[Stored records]
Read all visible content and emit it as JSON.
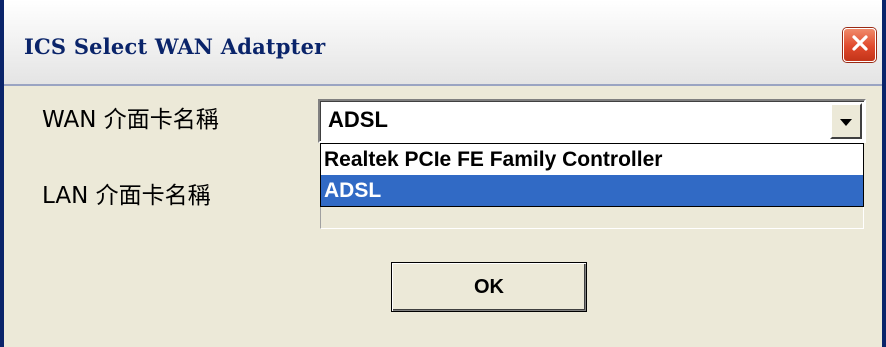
{
  "window": {
    "title": "ICS Select WAN Adatpter"
  },
  "titlebar": {
    "close_icon": "close-x-icon"
  },
  "form": {
    "wan_label": "WAN 介面卡名稱",
    "lan_label": "LAN 介面卡名稱",
    "wan_selected": "ADSL",
    "dropdown_arrow_icon": "chevron-down-icon",
    "dropdown_options": [
      "Realtek PCIe FE Family Controller",
      "ADSL"
    ],
    "highlighted_option": "ADSL"
  },
  "buttons": {
    "ok_label": "OK"
  },
  "colors": {
    "title_text": "#0a246a",
    "close_button": "#e0492c",
    "selection_highlight": "#316ac5",
    "dialog_bg": "#ece9d8"
  }
}
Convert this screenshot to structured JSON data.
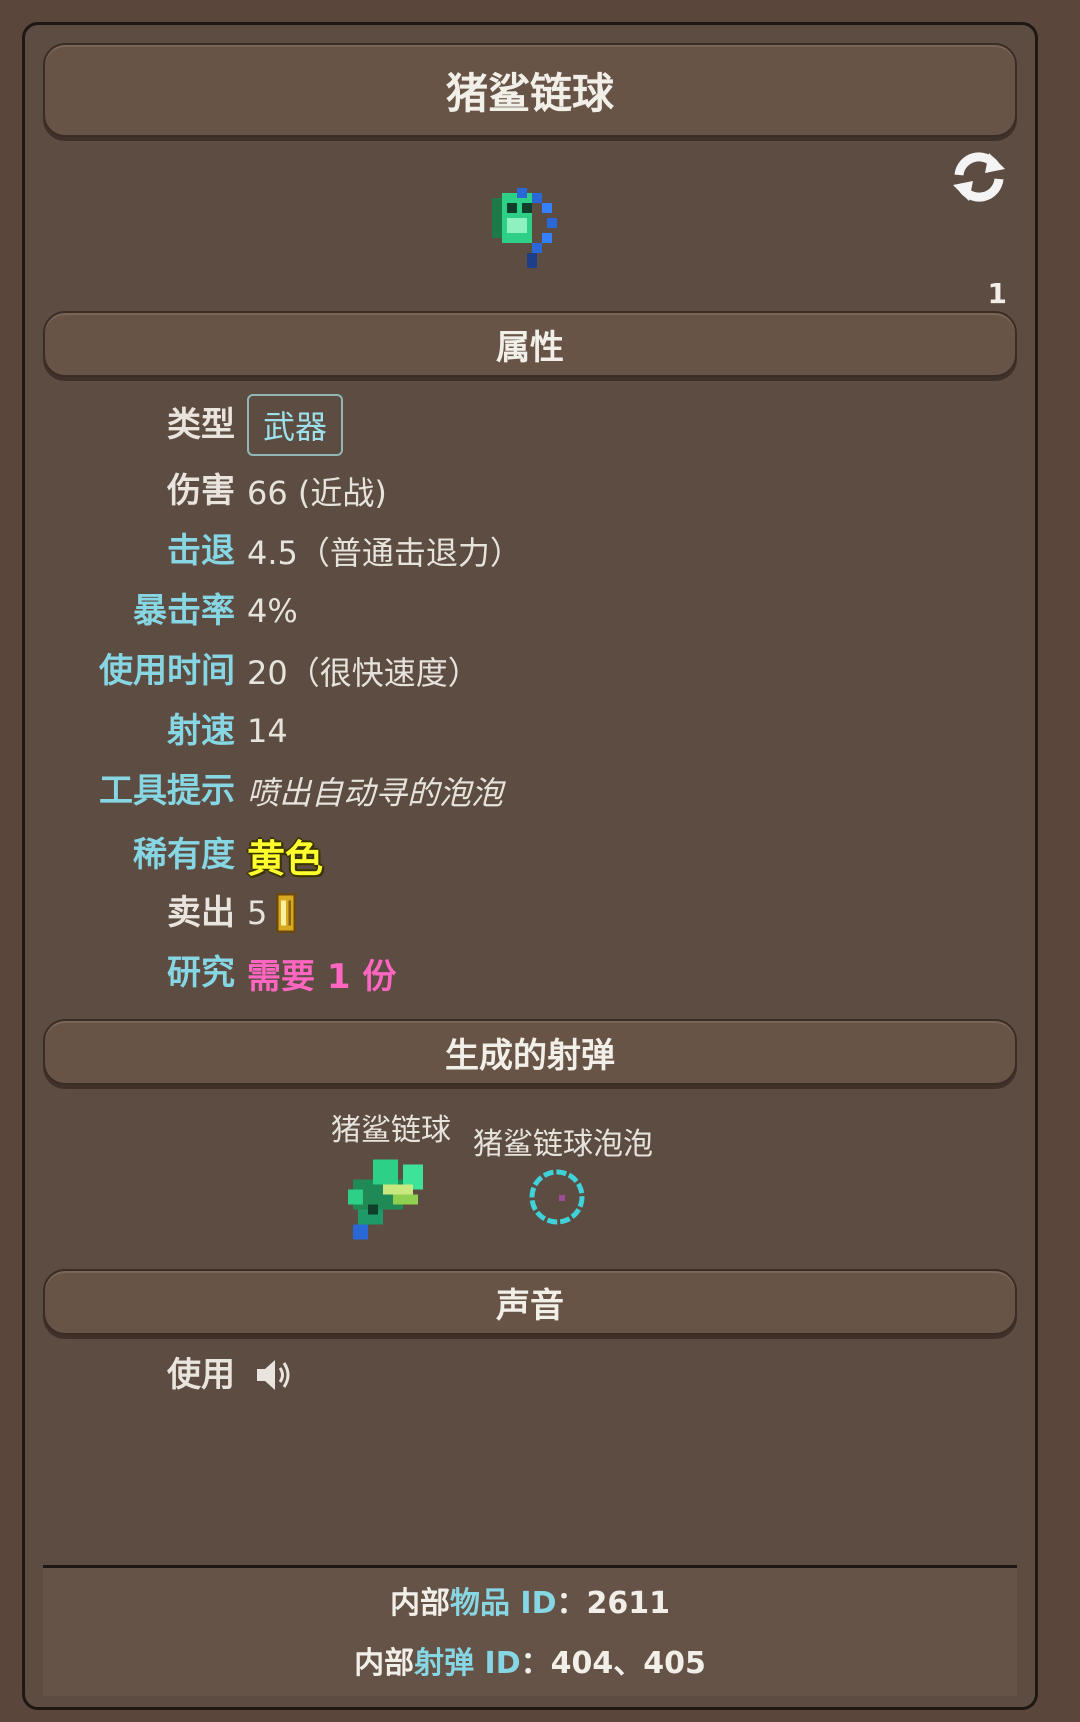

EXERCISE TASK :: Set the entries down again exactly. Do not include the images.

EXERCISE RESULT ::
Read all visible content and emit it as JSON.
{
  "window": {
    "title": "ICS Select WAN Adatpter"
  },
  "titlebar": {
    "close_icon": "close-x-icon"
  },
  "form": {
    "wan_label": "WAN 介面卡名稱",
    "lan_label": "LAN 介面卡名稱",
    "wan_selected": "ADSL",
    "dropdown_arrow_icon": "chevron-down-icon",
    "dropdown_options": [
      "Realtek PCIe FE Family Controller",
      "ADSL"
    ],
    "highlighted_option": "ADSL"
  },
  "buttons": {
    "ok_label": "OK"
  },
  "colors": {
    "title_text": "#0a246a",
    "close_button": "#e0492c",
    "selection_highlight": "#316ac5",
    "dialog_bg": "#ece9d8"
  }
}
Convert this screenshot to structured JSON data.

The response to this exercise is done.